* What you have to do: Quote every line below exactly and skip any picture.

-- Start of Records --

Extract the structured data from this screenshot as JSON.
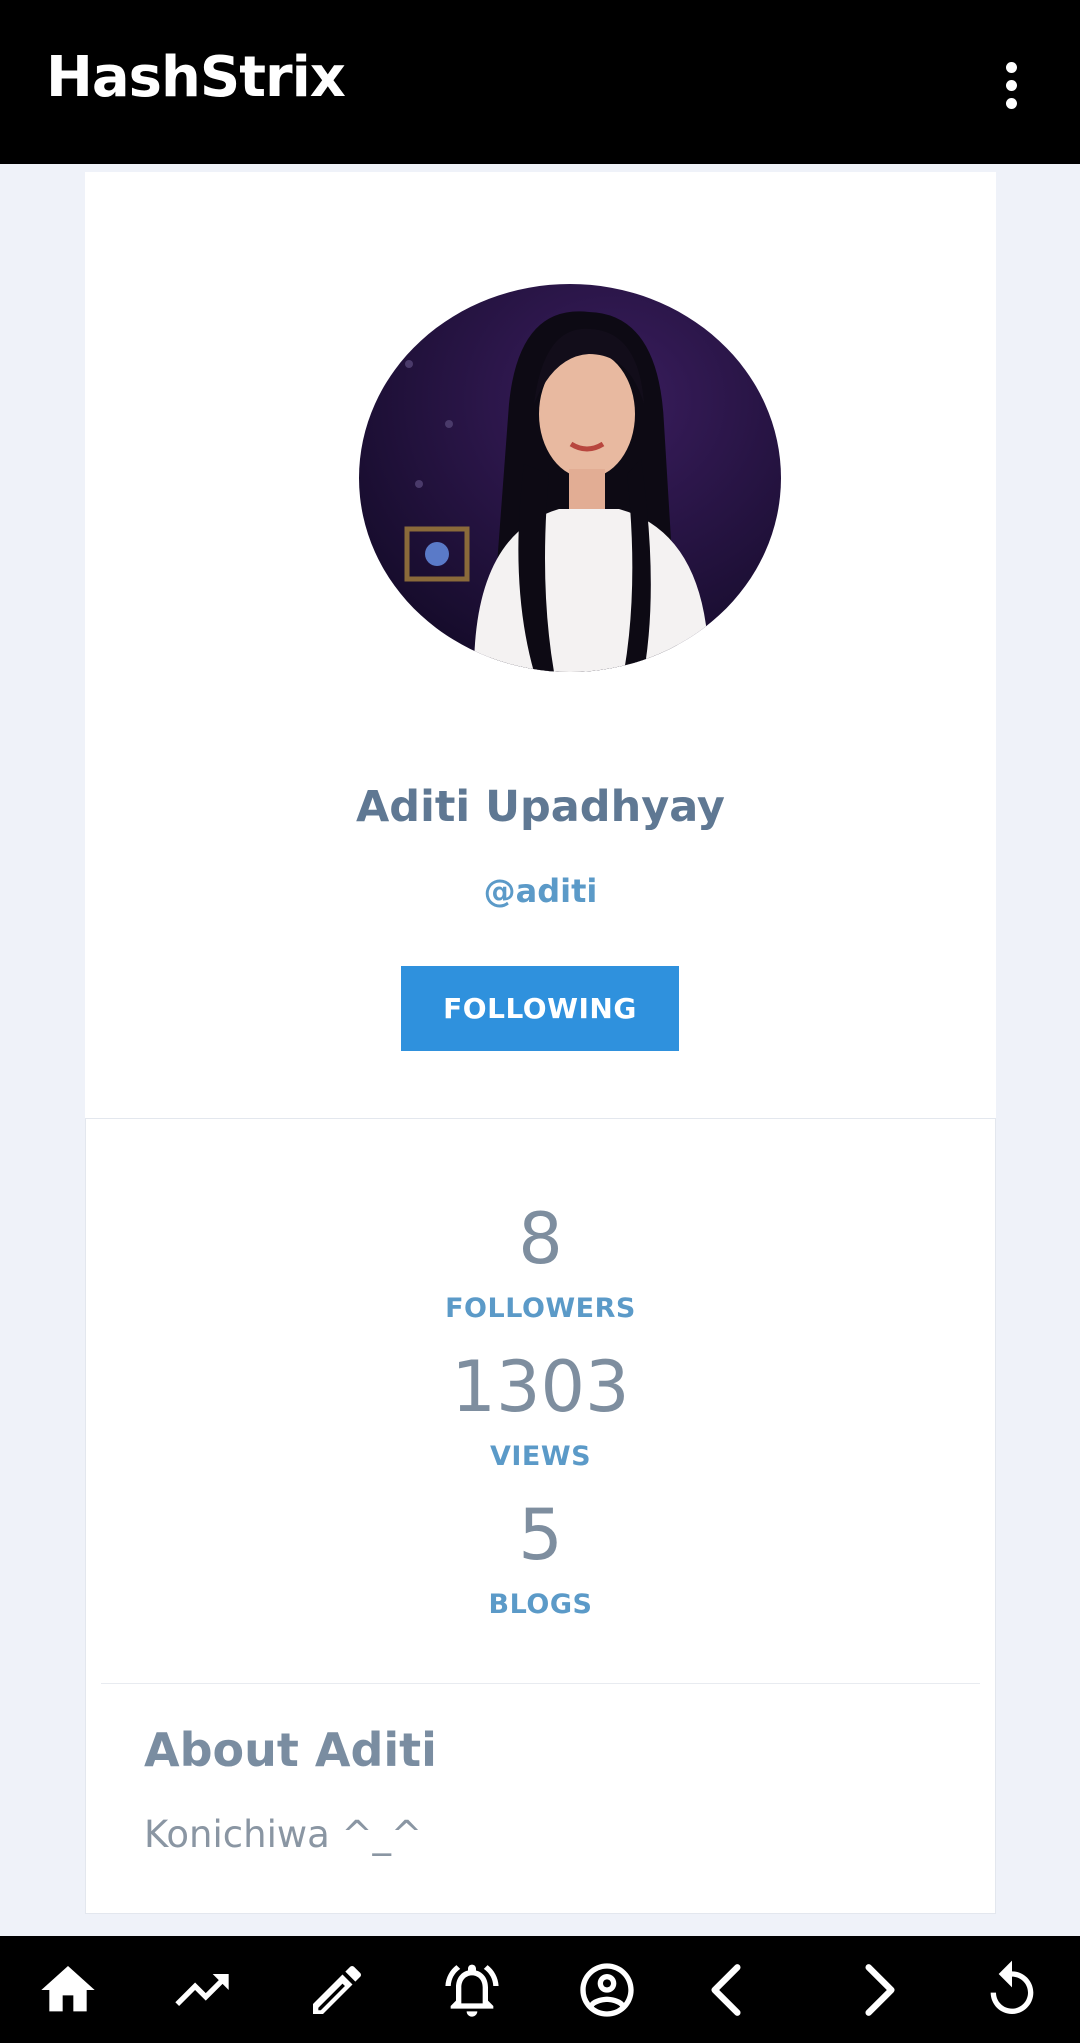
{
  "app": {
    "title": "HashStrix"
  },
  "profile": {
    "name": "Aditi Upadhyay",
    "handle": "@aditi",
    "follow_label": "FOLLOWING"
  },
  "stats": {
    "followers": {
      "value": "8",
      "label": "FOLLOWERS"
    },
    "views": {
      "value": "1303",
      "label": "VIEWS"
    },
    "blogs": {
      "value": "5",
      "label": "BLOGS"
    }
  },
  "about": {
    "title": "About Aditi",
    "text": "Konichiwa ^_^"
  },
  "bottom_nav": {
    "icons": [
      "home-icon",
      "trending-icon",
      "edit-icon",
      "notifications-icon",
      "account-icon",
      "back-icon",
      "forward-icon",
      "refresh-icon"
    ]
  },
  "colors": {
    "accent": "#2f91dd",
    "name_text": "#5f7893",
    "label_text": "#5b9ac8",
    "background": "#eff2f9"
  }
}
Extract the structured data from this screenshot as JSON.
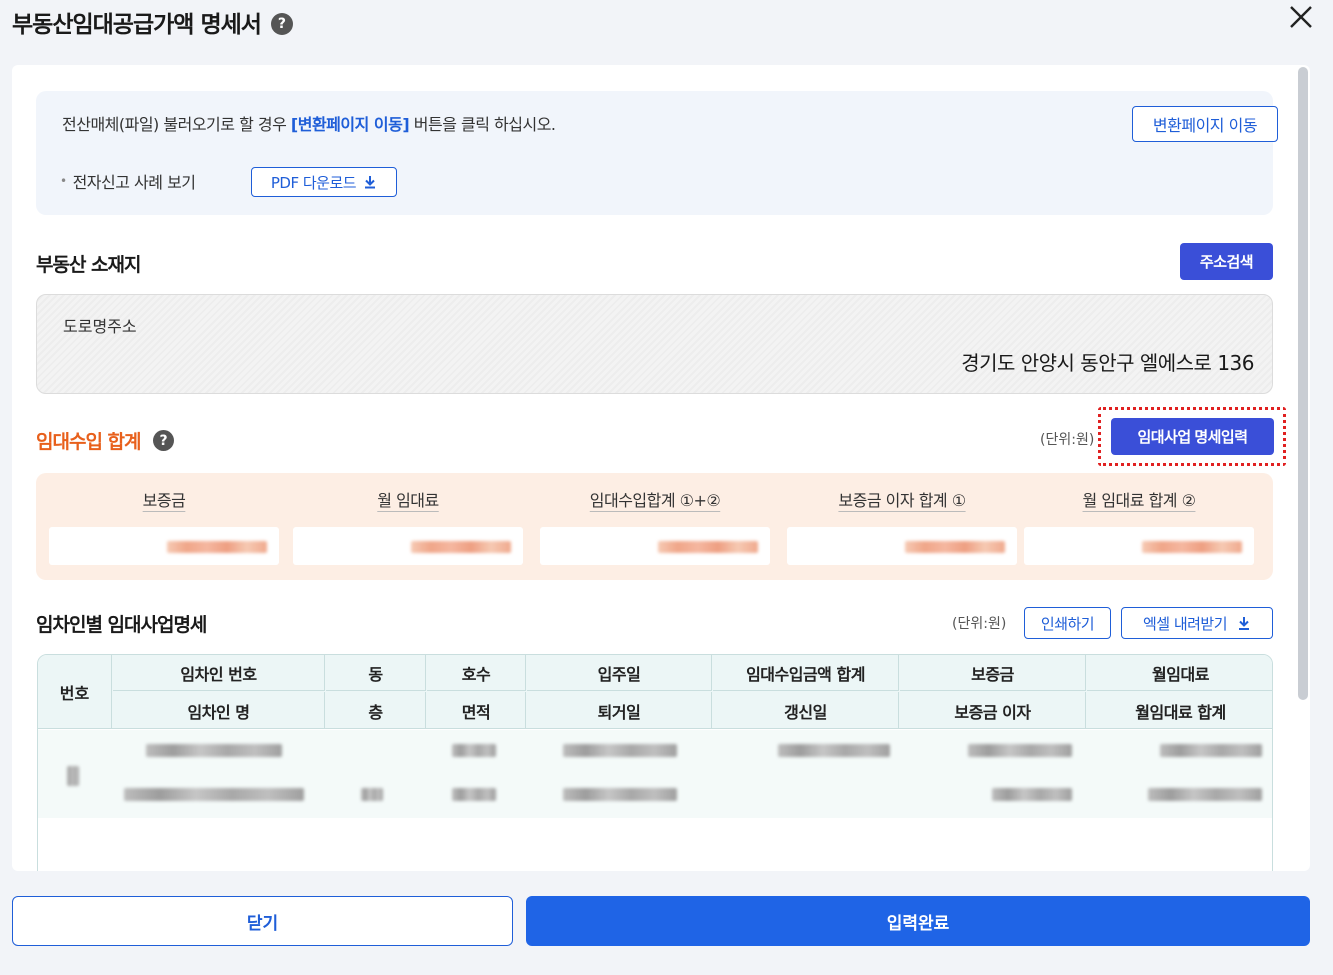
{
  "header": {
    "title": "부동산임대공급가액 명세서",
    "help": "?",
    "close": "×"
  },
  "info": {
    "text_before": "전산매체(파일) 불러오기로 할 경우 ",
    "text_highlight": "[변환페이지 이동]",
    "text_after": " 버튼을 클릭 하십시오.",
    "convert_button": "변환페이지 이동",
    "example_label": "전자신고 사례 보기",
    "pdf_button": "PDF 다운로드"
  },
  "location": {
    "title": "부동산 소재지",
    "search_button": "주소검색",
    "road_label": "도로명주소",
    "road_value": "경기도 안양시 동안구 엘에스로 136"
  },
  "income": {
    "title": "임대수입 합계",
    "help": "?",
    "unit": "(단위:원)",
    "lease_button": "임대사업 명세입력",
    "columns": [
      "보증금",
      "월 임대료",
      "임대수입합계 ①+②",
      "보증금 이자 합계 ①",
      "월 임대료 합계 ②"
    ]
  },
  "tenant": {
    "title": "임차인별 임대사업명세",
    "unit": "(단위:원)",
    "print_button": "인쇄하기",
    "excel_button": "엑셀 내려받기",
    "head_no": "번호",
    "head_row1": [
      "임차인 번호",
      "동",
      "호수",
      "입주일",
      "임대수입금액 합계",
      "보증금",
      "월임대료"
    ],
    "head_row2": [
      "임차인 명",
      "층",
      "면적",
      "퇴거일",
      "갱신일",
      "보증금 이자",
      "월임대료 합계"
    ]
  },
  "footer": {
    "close_button": "닫기",
    "done_button": "입력완료"
  }
}
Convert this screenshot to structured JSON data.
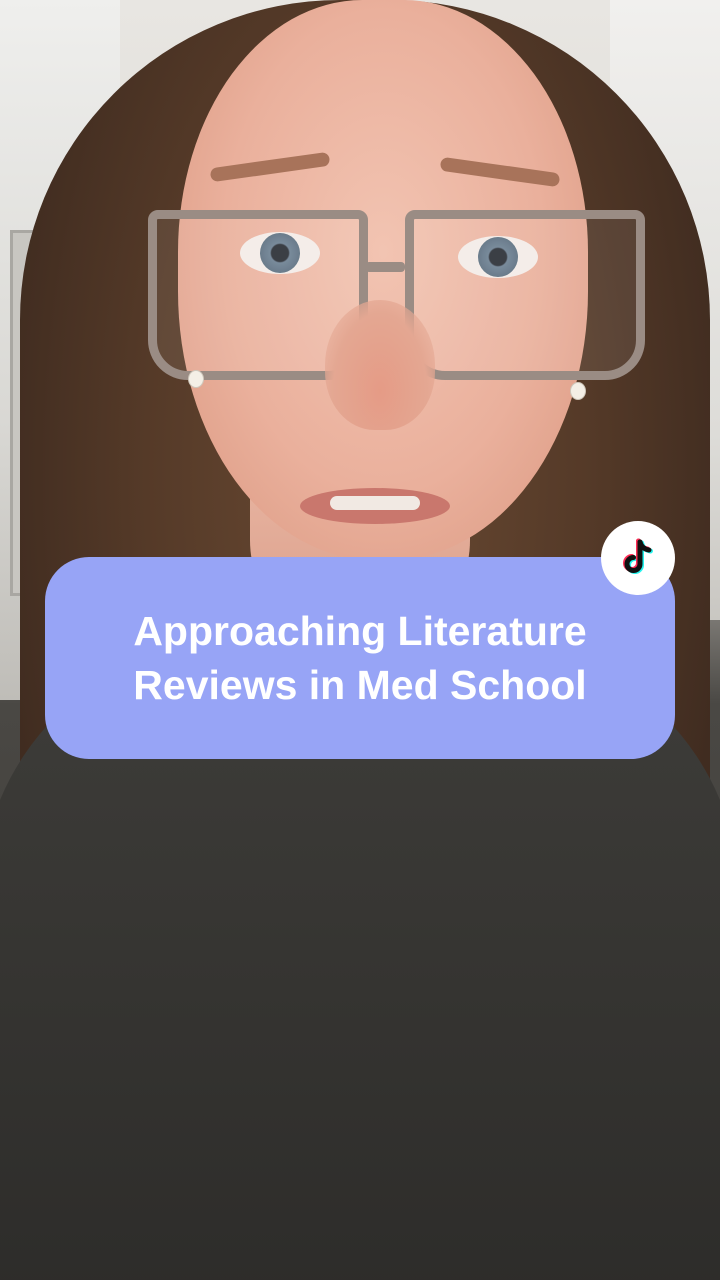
{
  "title_card": {
    "line1": "Approaching Literature",
    "line2": "Reviews in Med School",
    "background_color": "#97a4f6",
    "text_color": "#ffffff"
  },
  "badge": {
    "icon": "tiktok-logo-icon"
  }
}
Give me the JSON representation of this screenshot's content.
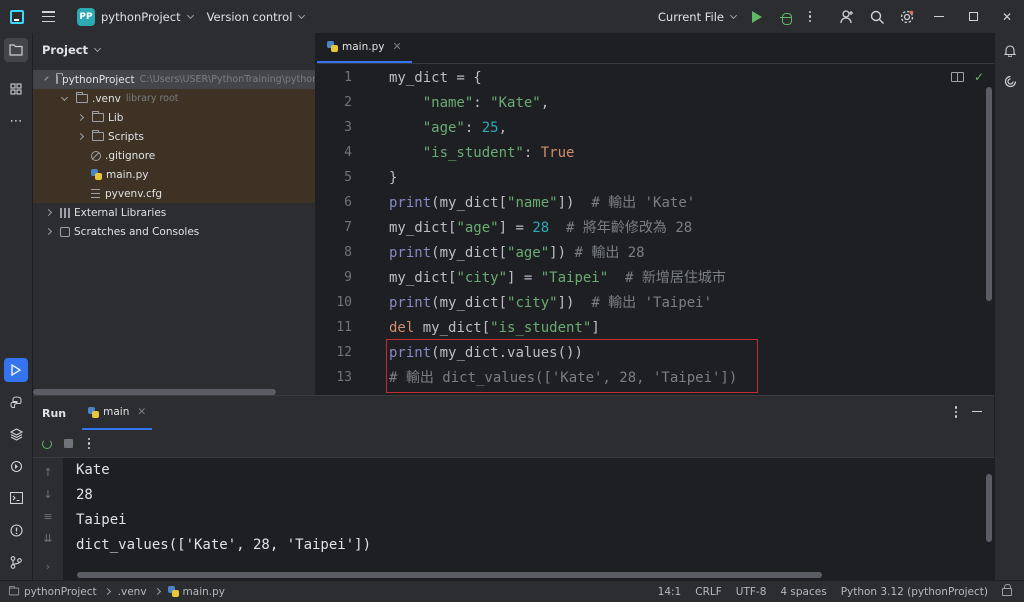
{
  "titlebar": {
    "project_badge": "PP",
    "project_name": "pythonProject",
    "version_control": "Version control",
    "run_config": "Current File"
  },
  "project_panel": {
    "title": "Project",
    "tree": [
      {
        "label": "pythonProject",
        "hint": "C:\\Users\\USER\\PythonTraining\\pythonProject",
        "type": "folder",
        "state": "expanded"
      },
      {
        "label": ".venv",
        "hint": "library root",
        "type": "folder",
        "state": "expanded"
      },
      {
        "label": "Lib",
        "type": "folder",
        "state": "collapsed"
      },
      {
        "label": "Scripts",
        "type": "folder",
        "state": "collapsed"
      },
      {
        "label": ".gitignore",
        "type": "ignore-file"
      },
      {
        "label": "main.py",
        "type": "python-file"
      },
      {
        "label": "pyvenv.cfg",
        "type": "config-file"
      },
      {
        "label": "External Libraries",
        "type": "library",
        "state": "collapsed"
      },
      {
        "label": "Scratches and Consoles",
        "type": "scratches",
        "state": "collapsed"
      }
    ]
  },
  "editor": {
    "tab": "main.py",
    "line_numbers": [
      "1",
      "2",
      "3",
      "4",
      "5",
      "6",
      "7",
      "8",
      "9",
      "10",
      "11",
      "12",
      "13"
    ],
    "lines": [
      [
        [
          "idt",
          "my_dict = {"
        ]
      ],
      [
        [
          "idt",
          "    "
        ],
        [
          "str",
          "\"name\""
        ],
        [
          "idt",
          ": "
        ],
        [
          "str",
          "\"Kate\""
        ],
        [
          "idt",
          ","
        ]
      ],
      [
        [
          "idt",
          "    "
        ],
        [
          "str",
          "\"age\""
        ],
        [
          "idt",
          ": "
        ],
        [
          "num",
          "25"
        ],
        [
          "idt",
          ","
        ]
      ],
      [
        [
          "idt",
          "    "
        ],
        [
          "str",
          "\"is_student\""
        ],
        [
          "idt",
          ": "
        ],
        [
          "kw",
          "True"
        ]
      ],
      [
        [
          "idt",
          "}"
        ]
      ],
      [
        [
          "fn",
          "print"
        ],
        [
          "idt",
          "(my_dict["
        ],
        [
          "str",
          "\"name\""
        ],
        [
          "idt",
          "])  "
        ],
        [
          "cm",
          "# 輸出 'Kate'"
        ]
      ],
      [
        [
          "idt",
          "my_dict["
        ],
        [
          "str",
          "\"age\""
        ],
        [
          "idt",
          "] = "
        ],
        [
          "num",
          "28"
        ],
        [
          "idt",
          "  "
        ],
        [
          "cm",
          "# 將年齡修改為 28"
        ]
      ],
      [
        [
          "fn",
          "print"
        ],
        [
          "idt",
          "(my_dict["
        ],
        [
          "str",
          "\"age\""
        ],
        [
          "idt",
          "]) "
        ],
        [
          "cm",
          "# 輸出 28"
        ]
      ],
      [
        [
          "idt",
          "my_dict["
        ],
        [
          "str",
          "\"city\""
        ],
        [
          "idt",
          "] = "
        ],
        [
          "str",
          "\"Taipei\""
        ],
        [
          "idt",
          "  "
        ],
        [
          "cm",
          "# 新增居住城市"
        ]
      ],
      [
        [
          "fn",
          "print"
        ],
        [
          "idt",
          "(my_dict["
        ],
        [
          "str",
          "\"city\""
        ],
        [
          "idt",
          "])  "
        ],
        [
          "cm",
          "# 輸出 'Taipei'"
        ]
      ],
      [
        [
          "kw",
          "del"
        ],
        [
          "idt",
          " my_dict["
        ],
        [
          "str",
          "\"is_student\""
        ],
        [
          "idt",
          "]"
        ]
      ],
      [
        [
          "fn",
          "print"
        ],
        [
          "idt",
          "(my_dict.values())"
        ]
      ],
      [
        [
          "cm",
          "# 輸出 dict_values(['Kate', 28, 'Taipei'])"
        ]
      ]
    ]
  },
  "run_panel": {
    "title": "Run",
    "tab": "main",
    "output": [
      "Kate",
      "28",
      "Taipei",
      "dict_values(['Kate', 28, 'Taipei'])"
    ]
  },
  "statusbar": {
    "crumbs": [
      "pythonProject",
      ".venv",
      "main.py"
    ],
    "position": "14:1",
    "line_separator": "CRLF",
    "encoding": "UTF-8",
    "indent": "4 spaces",
    "interpreter": "Python 3.12 (pythonProject)"
  },
  "colors": {
    "accent": "#3574f0",
    "run_green": "#5fb865",
    "highlight_box": "#c42b32",
    "panel_bg": "#2b2d30",
    "editor_bg": "#1e1f22"
  }
}
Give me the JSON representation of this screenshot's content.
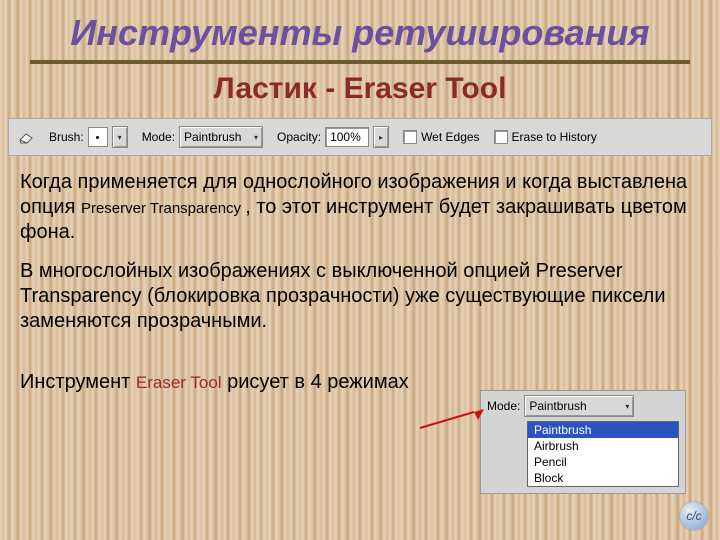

-- End of Records --

* The completed task:
Extract the structured data from this screenshot as JSON.
{
  "app": {
    "title": "HashStrix"
  },
  "profile": {
    "name": "Aditi Upadhyay",
    "handle": "@aditi",
    "follow_label": "FOLLOWING"
  },
  "stats": {
    "followers": {
      "value": "8",
      "label": "FOLLOWERS"
    },
    "views": {
      "value": "1303",
      "label": "VIEWS"
    },
    "blogs": {
      "value": "5",
      "label": "BLOGS"
    }
  },
  "about": {
    "title": "About Aditi",
    "text": "Konichiwa ^_^"
  },
  "bottom_nav": {
    "icons": [
      "home-icon",
      "trending-icon",
      "edit-icon",
      "notifications-icon",
      "account-icon",
      "back-icon",
      "forward-icon",
      "refresh-icon"
    ]
  },
  "colors": {
    "accent": "#2f91dd",
    "name_text": "#5f7893",
    "label_text": "#5b9ac8",
    "background": "#eff2f9"
  }
}
Extract the structured data from this screenshot as JSON.
{
  "header": {
    "title": "부동산임대공급가액 명세서",
    "help": "?",
    "close": "×"
  },
  "info": {
    "text_before": "전산매체(파일) 불러오기로 할 경우 ",
    "text_highlight": "[변환페이지 이동]",
    "text_after": " 버튼을 클릭 하십시오.",
    "convert_button": "변환페이지 이동",
    "example_label": "전자신고 사례 보기",
    "pdf_button": "PDF 다운로드"
  },
  "location": {
    "title": "부동산 소재지",
    "search_button": "주소검색",
    "road_label": "도로명주소",
    "road_value": "경기도 안양시 동안구 엘에스로 136"
  },
  "income": {
    "title": "임대수입 합계",
    "help": "?",
    "unit": "(단위:원)",
    "lease_button": "임대사업 명세입력",
    "columns": [
      "보증금",
      "월 임대료",
      "임대수입합계 ①+②",
      "보증금 이자 합계 ①",
      "월 임대료 합계 ②"
    ]
  },
  "tenant": {
    "title": "임차인별 임대사업명세",
    "unit": "(단위:원)",
    "print_button": "인쇄하기",
    "excel_button": "엑셀 내려받기",
    "head_no": "번호",
    "head_row1": [
      "임차인 번호",
      "동",
      "호수",
      "입주일",
      "임대수입금액 합계",
      "보증금",
      "월임대료"
    ],
    "head_row2": [
      "임차인 명",
      "층",
      "면적",
      "퇴거일",
      "갱신일",
      "보증금 이자",
      "월임대료 합계"
    ]
  },
  "footer": {
    "close_button": "닫기",
    "done_button": "입력완료"
  }
}
Convert this screenshot to structured JSON data.
{
  "title_card": {
    "line1": "Approaching Literature",
    "line2": "Reviews in Med School",
    "background_color": "#97a4f6",
    "text_color": "#ffffff"
  },
  "badge": {
    "icon": "tiktok-logo-icon"
  }
}
Give me the JSON representation of this screenshot's content.
{
  "titlebar": {
    "project_badge": "PP",
    "project_name": "pythonProject",
    "version_control": "Version control",
    "run_config": "Current File"
  },
  "project_panel": {
    "title": "Project",
    "tree": [
      {
        "label": "pythonProject",
        "hint": "C:\\Users\\USER\\PythonTraining\\pythonProject",
        "type": "folder",
        "state": "expanded"
      },
      {
        "label": ".venv",
        "hint": "library root",
        "type": "folder",
        "state": "expanded"
      },
      {
        "label": "Lib",
        "type": "folder",
        "state": "collapsed"
      },
      {
        "label": "Scripts",
        "type": "folder",
        "state": "collapsed"
      },
      {
        "label": ".gitignore",
        "type": "ignore-file"
      },
      {
        "label": "main.py",
        "type": "python-file"
      },
      {
        "label": "pyvenv.cfg",
        "type": "config-file"
      },
      {
        "label": "External Libraries",
        "type": "library",
        "state": "collapsed"
      },
      {
        "label": "Scratches and Consoles",
        "type": "scratches",
        "state": "collapsed"
      }
    ]
  },
  "editor": {
    "tab": "main.py",
    "line_numbers": [
      "1",
      "2",
      "3",
      "4",
      "5",
      "6",
      "7",
      "8",
      "9",
      "10",
      "11",
      "12",
      "13"
    ],
    "lines": [
      [
        [
          "idt",
          "my_dict = {"
        ]
      ],
      [
        [
          "idt",
          "    "
        ],
        [
          "str",
          "\"name\""
        ],
        [
          "idt",
          ": "
        ],
        [
          "str",
          "\"Kate\""
        ],
        [
          "idt",
          ","
        ]
      ],
      [
        [
          "idt",
          "    "
        ],
        [
          "str",
          "\"age\""
        ],
        [
          "idt",
          ": "
        ],
        [
          "num",
          "25"
        ],
        [
          "idt",
          ","
        ]
      ],
      [
        [
          "idt",
          "    "
        ],
        [
          "str",
          "\"is_student\""
        ],
        [
          "idt",
          ": "
        ],
        [
          "kw",
          "True"
        ]
      ],
      [
        [
          "idt",
          "}"
        ]
      ],
      [
        [
          "fn",
          "print"
        ],
        [
          "idt",
          "(my_dict["
        ],
        [
          "str",
          "\"name\""
        ],
        [
          "idt",
          "])  "
        ],
        [
          "cm",
          "# 輸出 'Kate'"
        ]
      ],
      [
        [
          "idt",
          "my_dict["
        ],
        [
          "str",
          "\"age\""
        ],
        [
          "idt",
          "] = "
        ],
        [
          "num",
          "28"
        ],
        [
          "idt",
          "  "
        ],
        [
          "cm",
          "# 將年齡修改為 28"
        ]
      ],
      [
        [
          "fn",
          "print"
        ],
        [
          "idt",
          "(my_dict["
        ],
        [
          "str",
          "\"age\""
        ],
        [
          "idt",
          "]) "
        ],
        [
          "cm",
          "# 輸出 28"
        ]
      ],
      [
        [
          "idt",
          "my_dict["
        ],
        [
          "str",
          "\"city\""
        ],
        [
          "idt",
          "] = "
        ],
        [
          "str",
          "\"Taipei\""
        ],
        [
          "idt",
          "  "
        ],
        [
          "cm",
          "# 新增居住城市"
        ]
      ],
      [
        [
          "fn",
          "print"
        ],
        [
          "idt",
          "(my_dict["
        ],
        [
          "str",
          "\"city\""
        ],
        [
          "idt",
          "])  "
        ],
        [
          "cm",
          "# 輸出 'Taipei'"
        ]
      ],
      [
        [
          "kw",
          "del"
        ],
        [
          "idt",
          " my_dict["
        ],
        [
          "str",
          "\"is_student\""
        ],
        [
          "idt",
          "]"
        ]
      ],
      [
        [
          "fn",
          "print"
        ],
        [
          "idt",
          "(my_dict.values())"
        ]
      ],
      [
        [
          "cm",
          "# 輸出 dict_values(['Kate', 28, 'Taipei'])"
        ]
      ]
    ]
  },
  "run_panel": {
    "title": "Run",
    "tab": "main",
    "output": [
      "Kate",
      "28",
      "Taipei",
      "dict_values(['Kate', 28, 'Taipei'])"
    ]
  },
  "statusbar": {
    "crumbs": [
      "pythonProject",
      ".venv",
      "main.py"
    ],
    "position": "14:1",
    "line_separator": "CRLF",
    "encoding": "UTF-8",
    "indent": "4 spaces",
    "interpreter": "Python 3.12 (pythonProject)"
  },
  "colors": {
    "accent": "#3574f0",
    "run_green": "#5fb865",
    "highlight_box": "#c42b32",
    "panel_bg": "#2b2d30",
    "editor_bg": "#1e1f22"
  }
}
Give me the JSON representation of this screenshot's content.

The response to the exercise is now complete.